## Task requirements
Will you give the material below again, every line exactly as it is?

--------------------------------

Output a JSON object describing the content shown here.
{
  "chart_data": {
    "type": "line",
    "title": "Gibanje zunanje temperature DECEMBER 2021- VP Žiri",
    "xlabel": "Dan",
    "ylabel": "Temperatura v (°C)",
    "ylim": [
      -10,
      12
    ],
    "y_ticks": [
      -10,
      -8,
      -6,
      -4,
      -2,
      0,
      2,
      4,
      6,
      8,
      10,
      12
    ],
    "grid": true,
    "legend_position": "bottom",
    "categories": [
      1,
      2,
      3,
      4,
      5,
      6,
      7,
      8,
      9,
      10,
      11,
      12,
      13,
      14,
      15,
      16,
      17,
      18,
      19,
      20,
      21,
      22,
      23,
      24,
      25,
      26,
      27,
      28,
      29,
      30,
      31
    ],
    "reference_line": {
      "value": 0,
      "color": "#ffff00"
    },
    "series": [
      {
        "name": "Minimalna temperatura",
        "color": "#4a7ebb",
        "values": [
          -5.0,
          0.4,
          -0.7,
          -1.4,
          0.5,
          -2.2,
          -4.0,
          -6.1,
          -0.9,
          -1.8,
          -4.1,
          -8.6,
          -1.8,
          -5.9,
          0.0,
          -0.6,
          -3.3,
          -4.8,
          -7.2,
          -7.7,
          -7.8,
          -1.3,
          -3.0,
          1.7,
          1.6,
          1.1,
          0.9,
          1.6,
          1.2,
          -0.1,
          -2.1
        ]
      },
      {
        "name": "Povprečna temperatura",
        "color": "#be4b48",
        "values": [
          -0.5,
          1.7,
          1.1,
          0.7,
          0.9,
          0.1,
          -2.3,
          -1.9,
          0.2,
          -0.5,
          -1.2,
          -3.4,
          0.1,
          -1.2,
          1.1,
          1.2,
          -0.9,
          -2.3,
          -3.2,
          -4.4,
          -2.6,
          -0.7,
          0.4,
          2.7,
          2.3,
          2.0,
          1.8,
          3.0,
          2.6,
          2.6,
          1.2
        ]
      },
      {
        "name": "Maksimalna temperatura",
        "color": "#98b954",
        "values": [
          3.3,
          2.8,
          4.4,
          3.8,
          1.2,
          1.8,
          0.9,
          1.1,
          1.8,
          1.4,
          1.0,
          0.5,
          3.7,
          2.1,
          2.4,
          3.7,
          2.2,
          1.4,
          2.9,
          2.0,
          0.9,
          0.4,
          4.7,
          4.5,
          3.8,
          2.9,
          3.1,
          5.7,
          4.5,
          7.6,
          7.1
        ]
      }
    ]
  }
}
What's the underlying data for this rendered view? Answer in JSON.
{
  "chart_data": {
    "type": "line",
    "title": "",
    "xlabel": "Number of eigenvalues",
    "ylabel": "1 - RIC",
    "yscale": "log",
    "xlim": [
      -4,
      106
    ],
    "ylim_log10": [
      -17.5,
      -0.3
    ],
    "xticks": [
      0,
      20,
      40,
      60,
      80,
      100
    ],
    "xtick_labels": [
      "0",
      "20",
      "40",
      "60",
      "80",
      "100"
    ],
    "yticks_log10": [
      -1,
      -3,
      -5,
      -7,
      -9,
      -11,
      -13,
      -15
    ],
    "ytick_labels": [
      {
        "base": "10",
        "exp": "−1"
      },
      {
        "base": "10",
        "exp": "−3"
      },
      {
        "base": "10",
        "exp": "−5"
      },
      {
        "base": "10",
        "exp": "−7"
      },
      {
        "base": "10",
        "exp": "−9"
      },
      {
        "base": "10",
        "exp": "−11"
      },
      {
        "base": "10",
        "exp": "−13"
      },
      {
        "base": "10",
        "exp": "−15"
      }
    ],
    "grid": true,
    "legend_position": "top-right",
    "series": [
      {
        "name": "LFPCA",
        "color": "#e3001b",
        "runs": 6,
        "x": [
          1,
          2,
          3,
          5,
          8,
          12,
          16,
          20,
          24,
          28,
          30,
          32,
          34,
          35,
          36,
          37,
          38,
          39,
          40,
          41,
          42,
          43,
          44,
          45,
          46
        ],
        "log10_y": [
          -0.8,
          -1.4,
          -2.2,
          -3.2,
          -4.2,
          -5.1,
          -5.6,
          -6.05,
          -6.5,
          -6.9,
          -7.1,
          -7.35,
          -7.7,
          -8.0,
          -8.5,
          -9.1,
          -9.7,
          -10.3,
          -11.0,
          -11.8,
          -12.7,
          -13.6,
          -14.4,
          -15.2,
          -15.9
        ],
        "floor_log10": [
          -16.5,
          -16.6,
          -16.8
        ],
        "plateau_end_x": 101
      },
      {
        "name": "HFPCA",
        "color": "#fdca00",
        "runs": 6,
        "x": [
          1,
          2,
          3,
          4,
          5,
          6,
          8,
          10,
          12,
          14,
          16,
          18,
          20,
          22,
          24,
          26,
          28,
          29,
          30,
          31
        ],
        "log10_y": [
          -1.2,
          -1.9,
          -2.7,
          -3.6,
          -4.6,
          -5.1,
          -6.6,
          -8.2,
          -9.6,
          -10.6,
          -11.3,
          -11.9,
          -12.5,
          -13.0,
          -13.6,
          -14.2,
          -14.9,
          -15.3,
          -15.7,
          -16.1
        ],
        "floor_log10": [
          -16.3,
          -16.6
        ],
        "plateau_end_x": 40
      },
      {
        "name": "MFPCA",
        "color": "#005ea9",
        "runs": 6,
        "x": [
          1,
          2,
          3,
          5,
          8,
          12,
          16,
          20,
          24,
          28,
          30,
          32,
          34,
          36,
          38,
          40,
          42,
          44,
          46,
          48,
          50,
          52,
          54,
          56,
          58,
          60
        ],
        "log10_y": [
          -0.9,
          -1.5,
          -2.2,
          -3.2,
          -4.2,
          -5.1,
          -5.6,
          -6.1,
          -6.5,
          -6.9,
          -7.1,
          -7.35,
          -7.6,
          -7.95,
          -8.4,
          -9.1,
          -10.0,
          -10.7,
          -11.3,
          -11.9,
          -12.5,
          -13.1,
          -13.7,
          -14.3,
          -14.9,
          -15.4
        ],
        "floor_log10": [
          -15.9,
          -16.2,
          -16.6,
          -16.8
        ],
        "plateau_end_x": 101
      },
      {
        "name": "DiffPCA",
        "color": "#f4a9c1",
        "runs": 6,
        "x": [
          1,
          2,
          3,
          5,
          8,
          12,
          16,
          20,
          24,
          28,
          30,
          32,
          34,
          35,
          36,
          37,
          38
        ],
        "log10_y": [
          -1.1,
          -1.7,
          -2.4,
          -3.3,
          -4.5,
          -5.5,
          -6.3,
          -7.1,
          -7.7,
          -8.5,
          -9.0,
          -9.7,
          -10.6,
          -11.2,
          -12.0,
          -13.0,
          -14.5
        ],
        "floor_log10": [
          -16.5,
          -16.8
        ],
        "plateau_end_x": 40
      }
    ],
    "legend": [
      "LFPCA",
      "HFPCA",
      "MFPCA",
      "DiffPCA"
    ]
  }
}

--------------------------------

## Output of the task
Output a JSON object describing the content shown here.
{
  "chart_data": {
    "type": "line",
    "title": "Gibanje zunanje temperature DECEMBER 2021- VP Žiri",
    "xlabel": "Dan",
    "ylabel": "Temperatura v (°C)",
    "ylim": [
      -10,
      12
    ],
    "y_ticks": [
      -10,
      -8,
      -6,
      -4,
      -2,
      0,
      2,
      4,
      6,
      8,
      10,
      12
    ],
    "grid": true,
    "legend_position": "bottom",
    "categories": [
      1,
      2,
      3,
      4,
      5,
      6,
      7,
      8,
      9,
      10,
      11,
      12,
      13,
      14,
      15,
      16,
      17,
      18,
      19,
      20,
      21,
      22,
      23,
      24,
      25,
      26,
      27,
      28,
      29,
      30,
      31
    ],
    "reference_line": {
      "value": 0,
      "color": "#ffff00"
    },
    "series": [
      {
        "name": "Minimalna temperatura",
        "color": "#4a7ebb",
        "values": [
          -5.0,
          0.4,
          -0.7,
          -1.4,
          0.5,
          -2.2,
          -4.0,
          -6.1,
          -0.9,
          -1.8,
          -4.1,
          -8.6,
          -1.8,
          -5.9,
          0.0,
          -0.6,
          -3.3,
          -4.8,
          -7.2,
          -7.7,
          -7.8,
          -1.3,
          -3.0,
          1.7,
          1.6,
          1.1,
          0.9,
          1.6,
          1.2,
          -0.1,
          -2.1
        ]
      },
      {
        "name": "Povprečna temperatura",
        "color": "#be4b48",
        "values": [
          -0.5,
          1.7,
          1.1,
          0.7,
          0.9,
          0.1,
          -2.3,
          -1.9,
          0.2,
          -0.5,
          -1.2,
          -3.4,
          0.1,
          -1.2,
          1.1,
          1.2,
          -0.9,
          -2.3,
          -3.2,
          -4.4,
          -2.6,
          -0.7,
          0.4,
          2.7,
          2.3,
          2.0,
          1.8,
          3.0,
          2.6,
          2.6,
          1.2
        ]
      },
      {
        "name": "Maksimalna temperatura",
        "color": "#98b954",
        "values": [
          3.3,
          2.8,
          4.4,
          3.8,
          1.2,
          1.8,
          0.9,
          1.1,
          1.8,
          1.4,
          1.0,
          0.5,
          3.7,
          2.1,
          2.4,
          3.7,
          2.2,
          1.4,
          2.9,
          2.0,
          0.9,
          0.4,
          4.7,
          4.5,
          3.8,
          2.9,
          3.1,
          5.7,
          4.5,
          7.6,
          7.1
        ]
      }
    ]
  }
}
What's the underlying data for this rendered view? Answer in JSON.
{
  "chart_data": {
    "type": "line",
    "title": "",
    "xlabel": "Number of eigenvalues",
    "ylabel": "1 - RIC",
    "yscale": "log",
    "xlim": [
      -4,
      106
    ],
    "ylim_log10": [
      -17.5,
      -0.3
    ],
    "xticks": [
      0,
      20,
      40,
      60,
      80,
      100
    ],
    "xtick_labels": [
      "0",
      "20",
      "40",
      "60",
      "80",
      "100"
    ],
    "yticks_log10": [
      -1,
      -3,
      -5,
      -7,
      -9,
      -11,
      -13,
      -15
    ],
    "ytick_labels": [
      {
        "base": "10",
        "exp": "−1"
      },
      {
        "base": "10",
        "exp": "−3"
      },
      {
        "base": "10",
        "exp": "−5"
      },
      {
        "base": "10",
        "exp": "−7"
      },
      {
        "base": "10",
        "exp": "−9"
      },
      {
        "base": "10",
        "exp": "−11"
      },
      {
        "base": "10",
        "exp": "−13"
      },
      {
        "base": "10",
        "exp": "−15"
      }
    ],
    "grid": true,
    "legend_position": "top-right",
    "series": [
      {
        "name": "LFPCA",
        "color": "#e3001b",
        "runs": 6,
        "x": [
          1,
          2,
          3,
          5,
          8,
          12,
          16,
          20,
          24,
          28,
          30,
          32,
          34,
          35,
          36,
          37,
          38,
          39,
          40,
          41,
          42,
          43,
          44,
          45,
          46
        ],
        "log10_y": [
          -0.8,
          -1.4,
          -2.2,
          -3.2,
          -4.2,
          -5.1,
          -5.6,
          -6.05,
          -6.5,
          -6.9,
          -7.1,
          -7.35,
          -7.7,
          -8.0,
          -8.5,
          -9.1,
          -9.7,
          -10.3,
          -11.0,
          -11.8,
          -12.7,
          -13.6,
          -14.4,
          -15.2,
          -15.9
        ],
        "floor_log10": [
          -16.5,
          -16.6,
          -16.8
        ],
        "plateau_end_x": 101
      },
      {
        "name": "HFPCA",
        "color": "#fdca00",
        "runs": 6,
        "x": [
          1,
          2,
          3,
          4,
          5,
          6,
          8,
          10,
          12,
          14,
          16,
          18,
          20,
          22,
          24,
          26,
          28,
          29,
          30,
          31
        ],
        "log10_y": [
          -1.2,
          -1.9,
          -2.7,
          -3.6,
          -4.6,
          -5.1,
          -6.6,
          -8.2,
          -9.6,
          -10.6,
          -11.3,
          -11.9,
          -12.5,
          -13.0,
          -13.6,
          -14.2,
          -14.9,
          -15.3,
          -15.7,
          -16.1
        ],
        "floor_log10": [
          -16.3,
          -16.6
        ],
        "plateau_end_x": 40
      },
      {
        "name": "MFPCA",
        "color": "#005ea9",
        "runs": 6,
        "x": [
          1,
          2,
          3,
          5,
          8,
          12,
          16,
          20,
          24,
          28,
          30,
          32,
          34,
          36,
          38,
          40,
          42,
          44,
          46,
          48,
          50,
          52,
          54,
          56,
          58,
          60
        ],
        "log10_y": [
          -0.9,
          -1.5,
          -2.2,
          -3.2,
          -4.2,
          -5.1,
          -5.6,
          -6.1,
          -6.5,
          -6.9,
          -7.1,
          -7.35,
          -7.6,
          -7.95,
          -8.4,
          -9.1,
          -10.0,
          -10.7,
          -11.3,
          -11.9,
          -12.5,
          -13.1,
          -13.7,
          -14.3,
          -14.9,
          -15.4
        ],
        "floor_log10": [
          -15.9,
          -16.2,
          -16.6,
          -16.8
        ],
        "plateau_end_x": 101
      },
      {
        "name": "DiffPCA",
        "color": "#f4a9c1",
        "runs": 6,
        "x": [
          1,
          2,
          3,
          5,
          8,
          12,
          16,
          20,
          24,
          28,
          30,
          32,
          34,
          35,
          36,
          37,
          38
        ],
        "log10_y": [
          -1.1,
          -1.7,
          -2.4,
          -3.3,
          -4.5,
          -5.5,
          -6.3,
          -7.1,
          -7.7,
          -8.5,
          -9.0,
          -9.7,
          -10.6,
          -11.2,
          -12.0,
          -13.0,
          -14.5
        ],
        "floor_log10": [
          -16.5,
          -16.8
        ],
        "plateau_end_x": 40
      }
    ],
    "legend": [
      "LFPCA",
      "HFPCA",
      "MFPCA",
      "DiffPCA"
    ]
  }
}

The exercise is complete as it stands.